• Stated goal
Quote every entry word for word.

• Material shown
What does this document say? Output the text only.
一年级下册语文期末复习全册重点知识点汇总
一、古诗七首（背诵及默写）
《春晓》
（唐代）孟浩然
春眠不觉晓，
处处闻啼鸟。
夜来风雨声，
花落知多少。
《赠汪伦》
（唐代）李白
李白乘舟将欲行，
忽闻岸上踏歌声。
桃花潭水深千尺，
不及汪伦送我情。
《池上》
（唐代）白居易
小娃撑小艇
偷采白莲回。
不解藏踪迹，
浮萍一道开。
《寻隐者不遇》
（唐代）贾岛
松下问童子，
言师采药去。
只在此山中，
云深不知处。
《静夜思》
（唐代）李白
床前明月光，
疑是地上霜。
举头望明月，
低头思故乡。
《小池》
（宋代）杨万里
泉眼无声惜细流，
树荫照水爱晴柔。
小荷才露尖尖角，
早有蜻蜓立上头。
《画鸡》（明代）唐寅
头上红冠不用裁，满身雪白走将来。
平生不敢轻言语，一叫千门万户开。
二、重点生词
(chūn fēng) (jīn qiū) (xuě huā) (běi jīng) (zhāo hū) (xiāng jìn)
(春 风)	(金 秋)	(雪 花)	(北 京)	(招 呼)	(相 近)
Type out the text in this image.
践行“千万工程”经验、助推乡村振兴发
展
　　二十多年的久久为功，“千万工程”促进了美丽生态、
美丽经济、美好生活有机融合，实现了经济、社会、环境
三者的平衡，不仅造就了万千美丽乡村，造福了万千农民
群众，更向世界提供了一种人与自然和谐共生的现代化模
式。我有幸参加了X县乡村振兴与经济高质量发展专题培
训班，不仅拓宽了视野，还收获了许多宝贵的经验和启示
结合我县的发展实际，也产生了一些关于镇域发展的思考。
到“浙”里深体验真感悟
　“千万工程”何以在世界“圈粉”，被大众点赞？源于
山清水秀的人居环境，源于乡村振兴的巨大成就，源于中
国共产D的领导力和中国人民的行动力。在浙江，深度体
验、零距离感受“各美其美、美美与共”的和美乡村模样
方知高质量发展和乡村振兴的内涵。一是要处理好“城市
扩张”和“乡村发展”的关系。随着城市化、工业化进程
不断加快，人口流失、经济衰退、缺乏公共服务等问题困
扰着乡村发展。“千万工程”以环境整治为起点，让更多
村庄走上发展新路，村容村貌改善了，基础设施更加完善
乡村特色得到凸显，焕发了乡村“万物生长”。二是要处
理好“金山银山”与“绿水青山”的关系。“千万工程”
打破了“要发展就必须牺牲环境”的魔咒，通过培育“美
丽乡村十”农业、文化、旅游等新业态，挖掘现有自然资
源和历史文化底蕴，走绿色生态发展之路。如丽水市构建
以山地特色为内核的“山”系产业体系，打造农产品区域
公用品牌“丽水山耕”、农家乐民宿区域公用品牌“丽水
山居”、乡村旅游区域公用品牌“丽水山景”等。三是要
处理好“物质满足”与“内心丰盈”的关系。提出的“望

• Result
What does this document say? Output the text only.
一年级下册语文期末复习全册重点知识点汇总
一、古诗七首（背诵及默写）
《春晓》
（唐代）孟浩然
春眠不觉晓，
处处闻啼鸟。
夜来风雨声，
花落知多少。
《赠汪伦》
（唐代）李白
李白乘舟将欲行，
忽闻岸上踏歌声。
桃花潭水深千尺，
不及汪伦送我情。
《池上》
（唐代）白居易
小娃撑小艇
偷采白莲回。
不解藏踪迹，
浮萍一道开。
《寻隐者不遇》
（唐代）贾岛
松下问童子，
言师采药去。
只在此山中，
云深不知处。
《静夜思》
（唐代）李白
床前明月光，
疑是地上霜。
举头望明月，
低头思故乡。
《小池》
（宋代）杨万里
泉眼无声惜细流，
树荫照水爱晴柔。
小荷才露尖尖角，
早有蜻蜓立上头。
《画鸡》（明代）唐寅
头上红冠不用裁，满身雪白走将来。
平生不敢轻言语，一叫千门万户开。
二、重点生词
(chūn fēng) (jīn qiū) (xuě huā) (běi jīng) (zhāo hū) (xiāng jìn)
(春 风)	(金 秋)	(雪 花)	(北 京)	(招 呼)	(相 近)
Type out the text in this image.
践行“千万工程”经验、助推乡村振兴发
展
　　二十多年的久久为功，“千万工程”促进了美丽生态、
美丽经济、美好生活有机融合，实现了经济、社会、环境
三者的平衡，不仅造就了万千美丽乡村，造福了万千农民
群众，更向世界提供了一种人与自然和谐共生的现代化模
式。我有幸参加了X县乡村振兴与经济高质量发展专题培
训班，不仅拓宽了视野，还收获了许多宝贵的经验和启示
结合我县的发展实际，也产生了一些关于镇域发展的思考。
到“浙”里深体验真感悟
　“千万工程”何以在世界“圈粉”，被大众点赞？源于
山清水秀的人居环境，源于乡村振兴的巨大成就，源于中
国共产D的领导力和中国人民的行动力。在浙江，深度体
验、零距离感受“各美其美、美美与共”的和美乡村模样
方知高质量发展和乡村振兴的内涵。一是要处理好“城市
扩张”和“乡村发展”的关系。随着城市化、工业化进程
不断加快，人口流失、经济衰退、缺乏公共服务等问题困
扰着乡村发展。“千万工程”以环境整治为起点，让更多
村庄走上发展新路，村容村貌改善了，基础设施更加完善
乡村特色得到凸显，焕发了乡村“万物生长”。二是要处
理好“金山银山”与“绿水青山”的关系。“千万工程”
打破了“要发展就必须牺牲环境”的魔咒，通过培育“美
丽乡村十”农业、文化、旅游等新业态，挖掘现有自然资
源和历史文化底蕴，走绿色生态发展之路。如丽水市构建
以山地特色为内核的“山”系产业体系，打造农产品区域
公用品牌“丽水山耕”、农家乐民宿区域公用品牌“丽水
山居”、乡村旅游区域公用品牌“丽水山景”等。三是要
处理好“物质满足”与“内心丰盈”的关系。提出的“望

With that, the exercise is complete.